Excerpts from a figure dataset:
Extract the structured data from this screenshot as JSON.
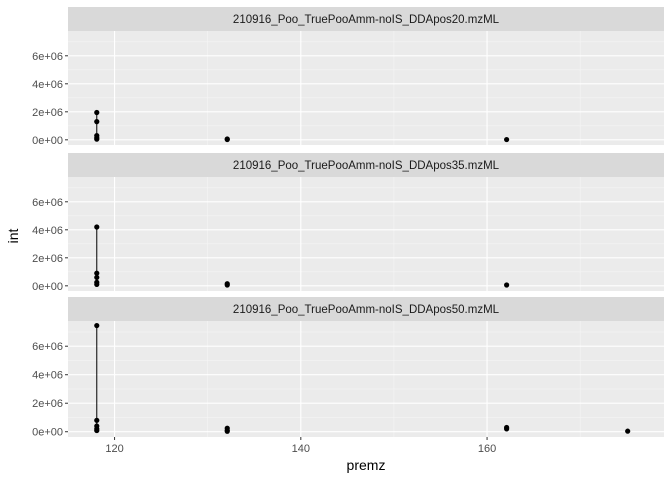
{
  "chart_data": {
    "type": "scatter",
    "xlabel": "premz",
    "ylabel": "int",
    "xlim": [
      115,
      179
    ],
    "ylim": [
      -370000,
      7770000
    ],
    "x_ticks": [
      120,
      140,
      160
    ],
    "x_minor_ticks": [
      130,
      150,
      170
    ],
    "y_ticks": [
      0,
      2000000,
      4000000,
      6000000
    ],
    "y_tick_labels": [
      "0e+00",
      "2e+06",
      "4e+06",
      "6e+06"
    ],
    "y_minor_ticks": [
      1000000,
      3000000,
      5000000,
      7000000
    ],
    "grid": true,
    "facets": [
      {
        "name": "210916_Poo_TruePooAmm-noIS_DDApos20.mzML",
        "points": [
          {
            "x": 118.09,
            "y": 1950000
          },
          {
            "x": 118.09,
            "y": 1300000
          },
          {
            "x": 118.09,
            "y": 300000
          },
          {
            "x": 118.09,
            "y": 150000
          },
          {
            "x": 118.09,
            "y": 50000
          },
          {
            "x": 132.1,
            "y": 60000
          },
          {
            "x": 132.1,
            "y": 20000
          },
          {
            "x": 162.1,
            "y": 20000
          }
        ],
        "segments": [
          {
            "x": 118.09,
            "y0": 50000,
            "y1": 1950000
          }
        ]
      },
      {
        "name": "210916_Poo_TruePooAmm-noIS_DDApos35.mzML",
        "points": [
          {
            "x": 118.09,
            "y": 4200000
          },
          {
            "x": 118.09,
            "y": 900000
          },
          {
            "x": 118.09,
            "y": 600000
          },
          {
            "x": 118.09,
            "y": 250000
          },
          {
            "x": 118.09,
            "y": 100000
          },
          {
            "x": 132.1,
            "y": 150000
          },
          {
            "x": 132.1,
            "y": 60000
          },
          {
            "x": 162.1,
            "y": 60000
          }
        ],
        "segments": [
          {
            "x": 118.09,
            "y0": 100000,
            "y1": 4200000
          }
        ]
      },
      {
        "name": "210916_Poo_TruePooAmm-noIS_DDApos50.mzML",
        "points": [
          {
            "x": 118.09,
            "y": 7450000
          },
          {
            "x": 118.09,
            "y": 800000
          },
          {
            "x": 118.09,
            "y": 400000
          },
          {
            "x": 118.09,
            "y": 200000
          },
          {
            "x": 118.09,
            "y": 80000
          },
          {
            "x": 132.1,
            "y": 250000
          },
          {
            "x": 132.1,
            "y": 100000
          },
          {
            "x": 132.1,
            "y": 30000
          },
          {
            "x": 162.1,
            "y": 300000
          },
          {
            "x": 162.1,
            "y": 200000
          },
          {
            "x": 175.1,
            "y": 40000
          }
        ],
        "segments": [
          {
            "x": 118.09,
            "y0": 80000,
            "y1": 7450000
          },
          {
            "x": 162.1,
            "y0": 200000,
            "y1": 300000
          }
        ]
      }
    ],
    "colors": {
      "panel_background": "#ebebeb",
      "strip_background": "#d9d9d9",
      "grid_major": "#ffffff",
      "point": "#000000"
    }
  }
}
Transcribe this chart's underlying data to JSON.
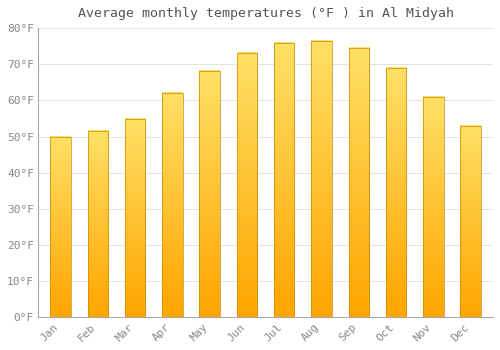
{
  "title": "Average monthly temperatures (°F ) in Al Midyah",
  "months": [
    "Jan",
    "Feb",
    "Mar",
    "Apr",
    "May",
    "Jun",
    "Jul",
    "Aug",
    "Sep",
    "Oct",
    "Nov",
    "Dec"
  ],
  "values": [
    50,
    51.5,
    55,
    62,
    68,
    73,
    76,
    76.5,
    74.5,
    69,
    61,
    53
  ],
  "bar_color_bottom": "#FFA500",
  "bar_color_top": "#FFD966",
  "bar_edge_color": "#CC8800",
  "background_color": "#FFFFFF",
  "grid_color": "#DDDDDD",
  "text_color": "#888888",
  "title_color": "#555555",
  "ylim": [
    0,
    80
  ],
  "yticks": [
    0,
    10,
    20,
    30,
    40,
    50,
    60,
    70,
    80
  ],
  "ylabel_suffix": "°F",
  "title_fontsize": 9.5,
  "tick_fontsize": 8,
  "bar_width": 0.55
}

*Problem requirements:* Emit an exact copy of the lines from the line bearing "Transcribe this chart's" through the last line above, inclusive, and leave the images out.

*Task result:*
Transcribe this chart's underlying data to JSON.
{
  "title": "Average monthly temperatures (°F ) in Al Midyah",
  "months": [
    "Jan",
    "Feb",
    "Mar",
    "Apr",
    "May",
    "Jun",
    "Jul",
    "Aug",
    "Sep",
    "Oct",
    "Nov",
    "Dec"
  ],
  "values": [
    50,
    51.5,
    55,
    62,
    68,
    73,
    76,
    76.5,
    74.5,
    69,
    61,
    53
  ],
  "bar_color_bottom": "#FFA500",
  "bar_color_top": "#FFD966",
  "bar_edge_color": "#CC8800",
  "background_color": "#FFFFFF",
  "grid_color": "#DDDDDD",
  "text_color": "#888888",
  "title_color": "#555555",
  "ylim": [
    0,
    80
  ],
  "yticks": [
    0,
    10,
    20,
    30,
    40,
    50,
    60,
    70,
    80
  ],
  "ylabel_suffix": "°F",
  "title_fontsize": 9.5,
  "tick_fontsize": 8,
  "bar_width": 0.55
}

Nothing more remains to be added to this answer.